TASK INPUTS.
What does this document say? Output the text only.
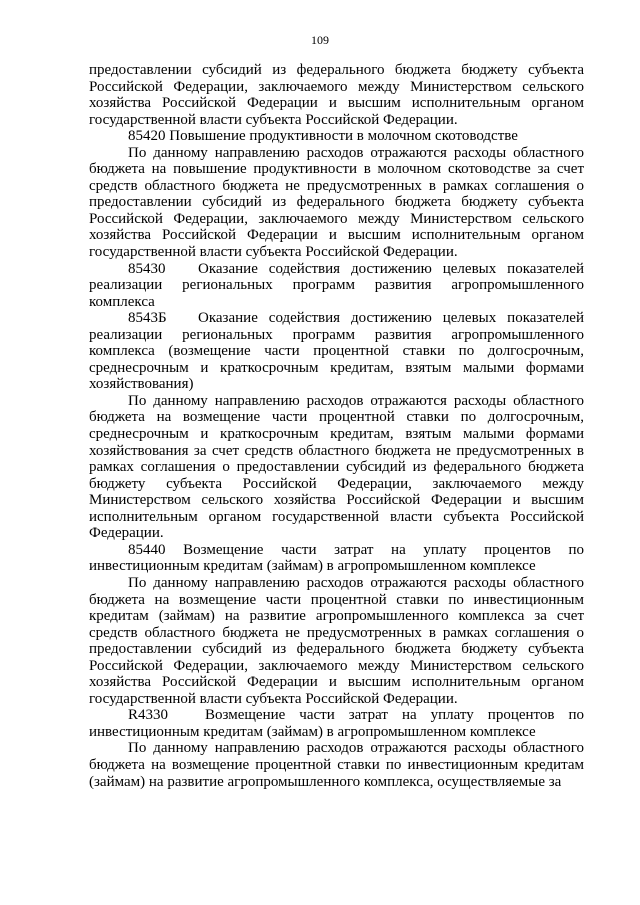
109

предоставлении субсидий из федерального бюджета бюджету субъекта Российской Федерации, заключаемого между Министерством сельского хозяйства Российской Федерации и высшим исполнительным органом государственной власти субъекта Российской Федерации.

85420 Повышение продуктивности в молочном скотоводстве

По данному направлению расходов отражаются расходы областного бюджета на повышение продуктивности в молочном скотоводстве за счет средств областного бюджета не предусмотренных в рамках соглашения о предоставлении субсидий из федерального бюджета бюджету субъекта Российской Федерации, заключаемого между Министерством сельского хозяйства Российской Федерации и высшим исполнительным органом государственной власти субъекта Российской Федерации.

85430 Оказание содействия достижению целевых показателей реализации региональных программ развития агропромышленного комплекса

8543Б Оказание содействия достижению целевых показателей реализации региональных программ развития агропромышленного комплекса (возмещение части процентной ставки по долгосрочным, среднесрочным и краткосрочным кредитам, взятым малыми формами хозяйствования)

По данному направлению расходов отражаются расходы областного бюджета на возмещение части процентной ставки по долгосрочным, среднесрочным и краткосрочным кредитам, взятым малыми формами хозяйствования за счет средств областного бюджета не предусмотренных в рамках соглашения о предоставлении субсидий из федерального бюджета бюджету субъекта Российской Федерации, заключаемого между Министерством сельского хозяйства Российской Федерации и высшим исполнительным органом государственной власти субъекта Российской Федерации.

85440 Возмещение части затрат на уплату процентов по инвестиционным кредитам (займам) в агропромышленном комплексе

По данному направлению расходов отражаются расходы областного бюджета на возмещение части процентной ставки по инвестиционным кредитам (займам) на развитие агропромышленного комплекса за счет средств областного бюджета не предусмотренных в рамках соглашения о предоставлении субсидий из федерального бюджета бюджету субъекта Российской Федерации, заключаемого между Министерством сельского хозяйства Российской Федерации и высшим исполнительным органом государственной власти субъекта Российской Федерации.

R4330 Возмещение части затрат на уплату процентов по инвестиционным кредитам (займам) в агропромышленном комплексе

По данному направлению расходов отражаются расходы областного бюджета на возмещение процентной ставки по инвестиционным кредитам (займам) на развитие агропромышленного комплекса, осуществляемые за
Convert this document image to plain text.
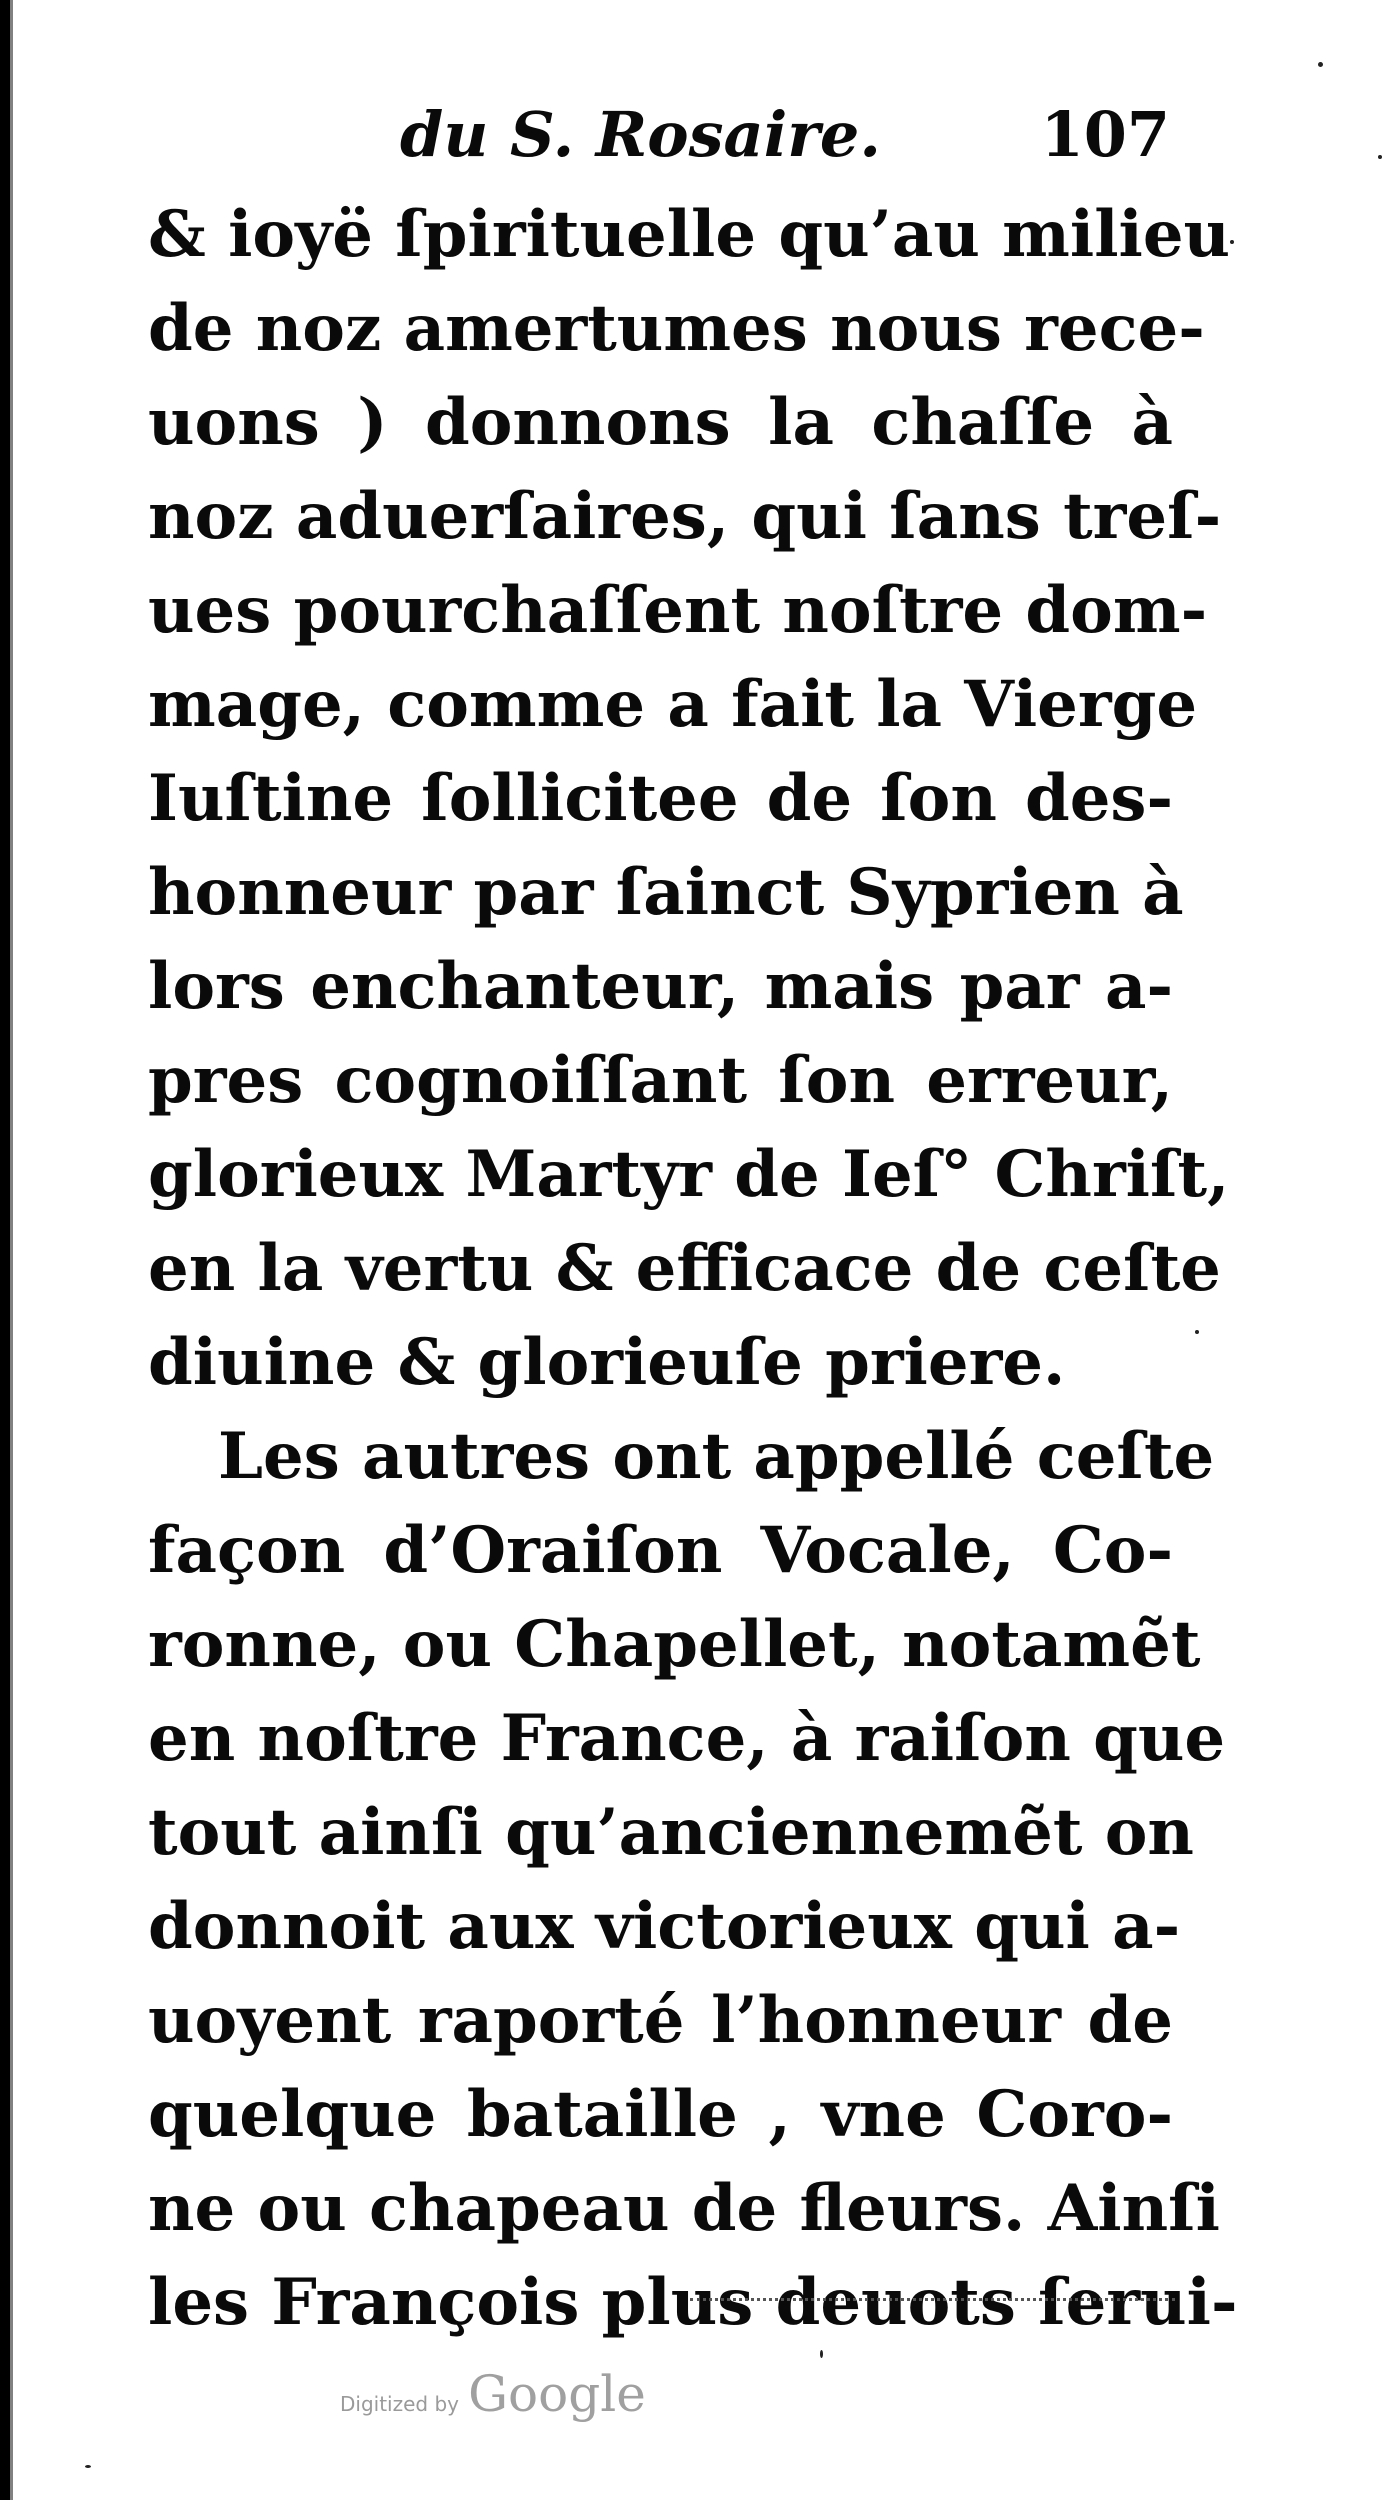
du S. Rosaire.	107
& ioyë ſpirituelle qu’au milieu
de noz amertumes nous rece-
uons ) donnons la chaſſe à
noz aduerſaires, qui ſans treſ-
ues pourchaſſent noſtre dom-
mage, comme a fait la Vierge
Iuſtine ſollicitee de ſon des-
honneur par ſainct Syprien à
lors enchanteur, mais par a-
pres cognoiſſant ſon erreur,
glorieux Martyr de Ieſ° Chriſt,
en la vertu & efficace de ceſte
diuine & glorieuſe priere.
Les autres ont appellé ceſte
façon d’Oraiſon Vocale, Co-
ronne, ou Chapellet, notamẽt
en noſtre France, à raiſon que
tout ainſi qu’anciennemẽt on
donnoit aux victorieux qui a-
uoyent raporté l’honneur de
quelque bataille , vne Coro-
ne ou chapeau de fleurs. Ainſi
les François plus deuots ſerui-
Digitized by Google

EXERCISE AIM. Write the entries above out in full, exactly, with no images.

COMPLETE ANSWER.
What does this document say? Output the text only.
109

предоставлении субсидий из федерального бюджета бюджету субъекта Российской Федерации, заключаемого между Министерством сельского хозяйства Российской Федерации и высшим исполнительным органом государственной власти субъекта Российской Федерации.

85420 Повышение продуктивности в молочном скотоводстве

По данному направлению расходов отражаются расходы областного бюджета на повышение продуктивности в молочном скотоводстве за счет средств областного бюджета не предусмотренных в рамках соглашения о предоставлении субсидий из федерального бюджета бюджету субъекта Российской Федерации, заключаемого между Министерством сельского хозяйства Российской Федерации и высшим исполнительным органом государственной власти субъекта Российской Федерации.

85430 Оказание содействия достижению целевых показателей реализации региональных программ развития агропромышленного комплекса

8543Б Оказание содействия достижению целевых показателей реализации региональных программ развития агропромышленного комплекса (возмещение части процентной ставки по долгосрочным, среднесрочным и краткосрочным кредитам, взятым малыми формами хозяйствования)

По данному направлению расходов отражаются расходы областного бюджета на возмещение части процентной ставки по долгосрочным, среднесрочным и краткосрочным кредитам, взятым малыми формами хозяйствования за счет средств областного бюджета не предусмотренных в рамках соглашения о предоставлении субсидий из федерального бюджета бюджету субъекта Российской Федерации, заключаемого между Министерством сельского хозяйства Российской Федерации и высшим исполнительным органом государственной власти субъекта Российской Федерации.

85440 Возмещение части затрат на уплату процентов по инвестиционным кредитам (займам) в агропромышленном комплексе

По данному направлению расходов отражаются расходы областного бюджета на возмещение части процентной ставки по инвестиционным кредитам (займам) на развитие агропромышленного комплекса за счет средств областного бюджета не предусмотренных в рамках соглашения о предоставлении субсидий из федерального бюджета бюджету субъекта Российской Федерации, заключаемого между Министерством сельского хозяйства Российской Федерации и высшим исполнительным органом государственной власти субъекта Российской Федерации.

R4330 Возмещение части затрат на уплату процентов по инвестиционным кредитам (займам) в агропромышленном комплексе

По данному направлению расходов отражаются расходы областного бюджета на возмещение процентной ставки по инвестиционным кредитам (займам) на развитие агропромышленного комплекса, осуществляемые за
Convert this document image to plain text.
du S. Rosaire.	107
& ioyë ſpirituelle qu’au milieu
de noz amertumes nous rece-
uons ) donnons la chaſſe à
noz aduerſaires, qui ſans treſ-
ues pourchaſſent noſtre dom-
mage, comme a fait la Vierge
Iuſtine ſollicitee de ſon des-
honneur par ſainct Syprien à
lors enchanteur, mais par a-
pres cognoiſſant ſon erreur,
glorieux Martyr de Ieſ° Chriſt,
en la vertu & efficace de ceſte
diuine & glorieuſe priere.
Les autres ont appellé ceſte
façon d’Oraiſon Vocale, Co-
ronne, ou Chapellet, notamẽt
en noſtre France, à raiſon que
tout ainſi qu’anciennemẽt on
donnoit aux victorieux qui a-
uoyent raporté l’honneur de
quelque bataille , vne Coro-
ne ou chapeau de fleurs. Ainſi
les François plus deuots ſerui-
Digitized by Google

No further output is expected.